◆ **Task material**
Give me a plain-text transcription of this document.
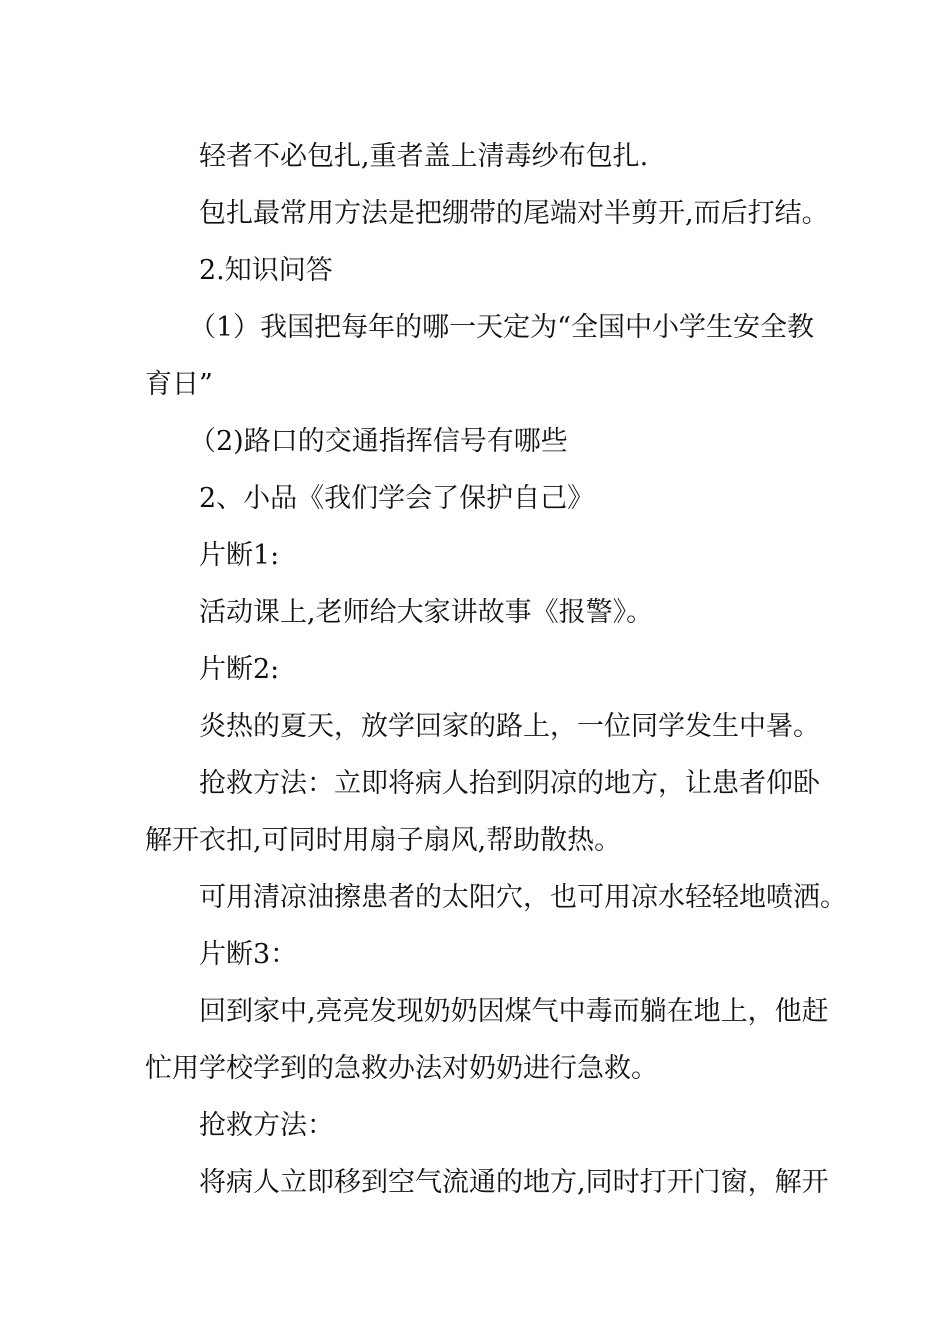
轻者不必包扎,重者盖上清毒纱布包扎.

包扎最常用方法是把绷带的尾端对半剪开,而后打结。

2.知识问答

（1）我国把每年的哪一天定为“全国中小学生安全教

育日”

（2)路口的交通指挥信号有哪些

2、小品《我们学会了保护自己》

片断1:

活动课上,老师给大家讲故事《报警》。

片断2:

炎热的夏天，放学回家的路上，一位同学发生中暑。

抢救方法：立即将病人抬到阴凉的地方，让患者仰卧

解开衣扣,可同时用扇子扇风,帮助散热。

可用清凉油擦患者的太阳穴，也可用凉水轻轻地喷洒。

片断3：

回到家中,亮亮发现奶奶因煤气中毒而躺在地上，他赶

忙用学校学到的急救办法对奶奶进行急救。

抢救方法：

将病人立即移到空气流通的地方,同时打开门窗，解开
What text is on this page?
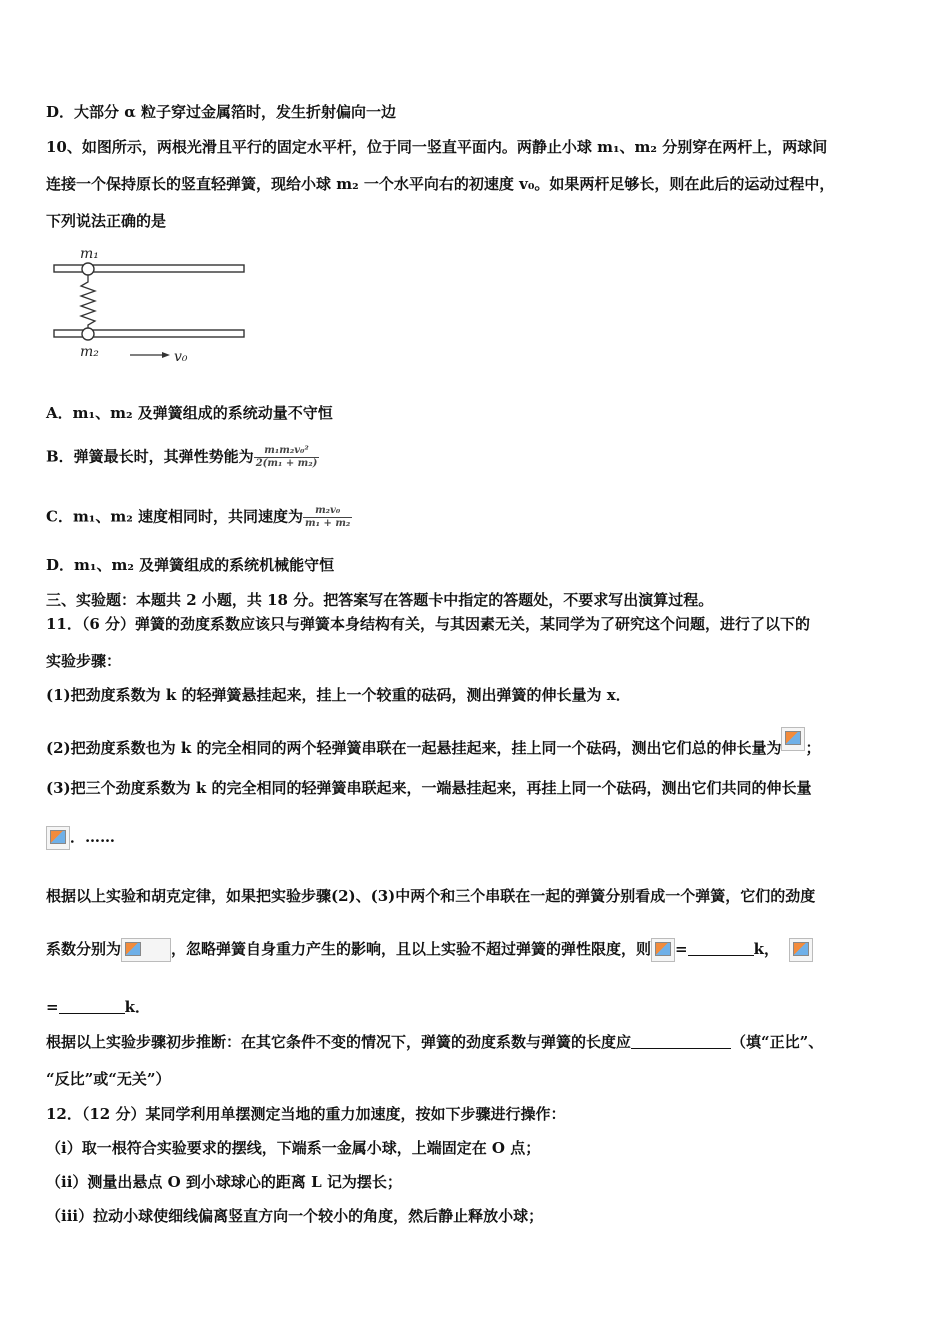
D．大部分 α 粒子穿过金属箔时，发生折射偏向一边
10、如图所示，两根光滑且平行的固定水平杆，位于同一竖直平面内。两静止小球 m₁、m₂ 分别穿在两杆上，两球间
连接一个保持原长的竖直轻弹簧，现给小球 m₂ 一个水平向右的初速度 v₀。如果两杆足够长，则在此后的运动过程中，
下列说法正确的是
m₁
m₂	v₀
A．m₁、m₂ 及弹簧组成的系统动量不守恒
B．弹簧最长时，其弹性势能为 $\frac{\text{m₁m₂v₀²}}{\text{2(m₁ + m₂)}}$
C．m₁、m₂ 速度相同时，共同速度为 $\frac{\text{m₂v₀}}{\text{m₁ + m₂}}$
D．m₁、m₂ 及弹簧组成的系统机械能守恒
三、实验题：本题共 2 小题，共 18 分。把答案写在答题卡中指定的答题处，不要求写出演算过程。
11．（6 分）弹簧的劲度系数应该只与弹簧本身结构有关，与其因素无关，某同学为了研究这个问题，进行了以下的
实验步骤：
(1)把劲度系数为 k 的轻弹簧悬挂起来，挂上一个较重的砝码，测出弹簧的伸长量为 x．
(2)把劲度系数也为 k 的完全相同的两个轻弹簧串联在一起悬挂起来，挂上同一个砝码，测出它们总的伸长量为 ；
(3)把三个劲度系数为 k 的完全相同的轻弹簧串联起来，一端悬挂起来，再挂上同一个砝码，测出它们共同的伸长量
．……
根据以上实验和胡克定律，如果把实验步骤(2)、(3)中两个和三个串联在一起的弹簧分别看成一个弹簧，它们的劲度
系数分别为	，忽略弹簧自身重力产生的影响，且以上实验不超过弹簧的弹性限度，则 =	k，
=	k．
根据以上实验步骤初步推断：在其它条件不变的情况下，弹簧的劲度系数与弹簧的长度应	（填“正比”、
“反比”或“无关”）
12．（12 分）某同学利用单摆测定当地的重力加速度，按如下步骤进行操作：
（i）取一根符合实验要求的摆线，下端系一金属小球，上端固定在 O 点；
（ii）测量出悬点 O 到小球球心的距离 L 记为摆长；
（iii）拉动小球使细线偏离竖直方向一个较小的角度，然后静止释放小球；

◆ **The exercise**
Using the listing above, copy exactly the lines from the one that contains "What text is on this page?" through its last line, both included, but not the pictures.

◆ **Exercise result**
What text is on this page?
D．大部分 α 粒子穿过金属箔时，发生折射偏向一边
10、如图所示，两根光滑且平行的固定水平杆，位于同一竖直平面内。两静止小球 m₁、m₂ 分别穿在两杆上，两球间
连接一个保持原长的竖直轻弹簧，现给小球 m₂ 一个水平向右的初速度 v₀。如果两杆足够长，则在此后的运动过程中，
下列说法正确的是
m₁
m₂	v₀
A．m₁、m₂ 及弹簧组成的系统动量不守恒
B．弹簧最长时，其弹性势能为 $\frac{\text{m₁m₂v₀²}}{\text{2(m₁ + m₂)}}$
C．m₁、m₂ 速度相同时，共同速度为 $\frac{\text{m₂v₀}}{\text{m₁ + m₂}}$
D．m₁、m₂ 及弹簧组成的系统机械能守恒
三、实验题：本题共 2 小题，共 18 分。把答案写在答题卡中指定的答题处，不要求写出演算过程。
11．（6 分）弹簧的劲度系数应该只与弹簧本身结构有关，与其因素无关，某同学为了研究这个问题，进行了以下的
实验步骤：
(1)把劲度系数为 k 的轻弹簧悬挂起来，挂上一个较重的砝码，测出弹簧的伸长量为 x．
(2)把劲度系数也为 k 的完全相同的两个轻弹簧串联在一起悬挂起来，挂上同一个砝码，测出它们总的伸长量为 ；
(3)把三个劲度系数为 k 的完全相同的轻弹簧串联起来，一端悬挂起来，再挂上同一个砝码，测出它们共同的伸长量
．……
根据以上实验和胡克定律，如果把实验步骤(2)、(3)中两个和三个串联在一起的弹簧分别看成一个弹簧，它们的劲度
系数分别为	，忽略弹簧自身重力产生的影响，且以上实验不超过弹簧的弹性限度，则 =	k，
=	k．
根据以上实验步骤初步推断：在其它条件不变的情况下，弹簧的劲度系数与弹簧的长度应	（填“正比”、
“反比”或“无关”）
12．（12 分）某同学利用单摆测定当地的重力加速度，按如下步骤进行操作：
（i）取一根符合实验要求的摆线，下端系一金属小球，上端固定在 O 点；
（ii）测量出悬点 O 到小球球心的距离 L 记为摆长；
（iii）拉动小球使细线偏离竖直方向一个较小的角度，然后静止释放小球；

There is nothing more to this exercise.